INSTRUCTIONS TO FOLLOW >>
Go through the material and pull out every line with the string "duquel" in it.

INPUT MATERIAL >>
• • • •

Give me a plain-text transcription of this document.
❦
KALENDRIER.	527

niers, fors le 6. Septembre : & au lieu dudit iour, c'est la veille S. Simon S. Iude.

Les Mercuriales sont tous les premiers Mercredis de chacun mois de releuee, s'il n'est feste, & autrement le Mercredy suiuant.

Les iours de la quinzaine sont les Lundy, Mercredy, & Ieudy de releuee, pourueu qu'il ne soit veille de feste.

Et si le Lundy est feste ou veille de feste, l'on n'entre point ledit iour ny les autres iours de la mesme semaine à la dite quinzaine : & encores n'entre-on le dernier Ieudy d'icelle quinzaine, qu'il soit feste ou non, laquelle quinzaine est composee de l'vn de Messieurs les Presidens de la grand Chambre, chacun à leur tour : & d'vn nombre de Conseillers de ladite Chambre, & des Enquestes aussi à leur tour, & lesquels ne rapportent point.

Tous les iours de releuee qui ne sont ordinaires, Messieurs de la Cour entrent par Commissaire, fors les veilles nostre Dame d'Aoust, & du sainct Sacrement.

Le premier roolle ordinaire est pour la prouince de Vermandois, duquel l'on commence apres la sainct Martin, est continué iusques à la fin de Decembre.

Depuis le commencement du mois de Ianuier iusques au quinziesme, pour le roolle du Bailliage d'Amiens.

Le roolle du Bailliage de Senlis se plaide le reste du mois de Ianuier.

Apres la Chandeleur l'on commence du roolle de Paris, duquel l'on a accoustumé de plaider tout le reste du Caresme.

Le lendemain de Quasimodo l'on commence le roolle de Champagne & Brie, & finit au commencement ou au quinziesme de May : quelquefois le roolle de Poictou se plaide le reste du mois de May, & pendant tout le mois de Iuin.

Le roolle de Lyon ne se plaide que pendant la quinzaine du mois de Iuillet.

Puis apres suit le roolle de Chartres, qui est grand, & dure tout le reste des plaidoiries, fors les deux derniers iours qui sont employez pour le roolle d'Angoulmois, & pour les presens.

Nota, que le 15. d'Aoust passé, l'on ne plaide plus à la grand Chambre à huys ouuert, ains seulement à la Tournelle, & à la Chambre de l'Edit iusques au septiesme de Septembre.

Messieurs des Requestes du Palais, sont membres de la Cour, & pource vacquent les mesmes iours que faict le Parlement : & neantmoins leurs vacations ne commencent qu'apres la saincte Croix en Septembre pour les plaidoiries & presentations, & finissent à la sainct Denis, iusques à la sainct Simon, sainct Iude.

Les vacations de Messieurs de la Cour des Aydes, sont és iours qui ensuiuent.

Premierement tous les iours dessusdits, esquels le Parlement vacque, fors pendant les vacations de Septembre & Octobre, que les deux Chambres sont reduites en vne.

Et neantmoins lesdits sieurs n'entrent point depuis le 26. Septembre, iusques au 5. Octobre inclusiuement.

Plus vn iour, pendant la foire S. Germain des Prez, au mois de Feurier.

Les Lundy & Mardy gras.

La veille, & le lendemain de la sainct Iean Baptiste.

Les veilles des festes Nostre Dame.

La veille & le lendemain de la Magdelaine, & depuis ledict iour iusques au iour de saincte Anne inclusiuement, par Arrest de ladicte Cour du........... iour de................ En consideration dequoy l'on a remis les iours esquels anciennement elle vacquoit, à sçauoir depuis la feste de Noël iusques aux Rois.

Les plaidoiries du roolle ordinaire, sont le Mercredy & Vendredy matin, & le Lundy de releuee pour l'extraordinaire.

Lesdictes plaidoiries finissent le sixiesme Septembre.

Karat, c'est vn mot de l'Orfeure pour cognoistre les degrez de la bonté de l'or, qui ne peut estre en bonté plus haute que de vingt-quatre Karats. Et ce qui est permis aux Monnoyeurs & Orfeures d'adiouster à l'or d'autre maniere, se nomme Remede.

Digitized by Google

• • • •

THE OUTPUT >>
Le premier roolle ordinaire est pour la prouince de Vermandois, duquel l'on commence apres la sainct Martin, est continué iusques à la fin de Decembre.
Apres la Chandeleur l'on commence du roolle de Paris, duquel l'on a accoustumé de plaider tout le reste du Caresme.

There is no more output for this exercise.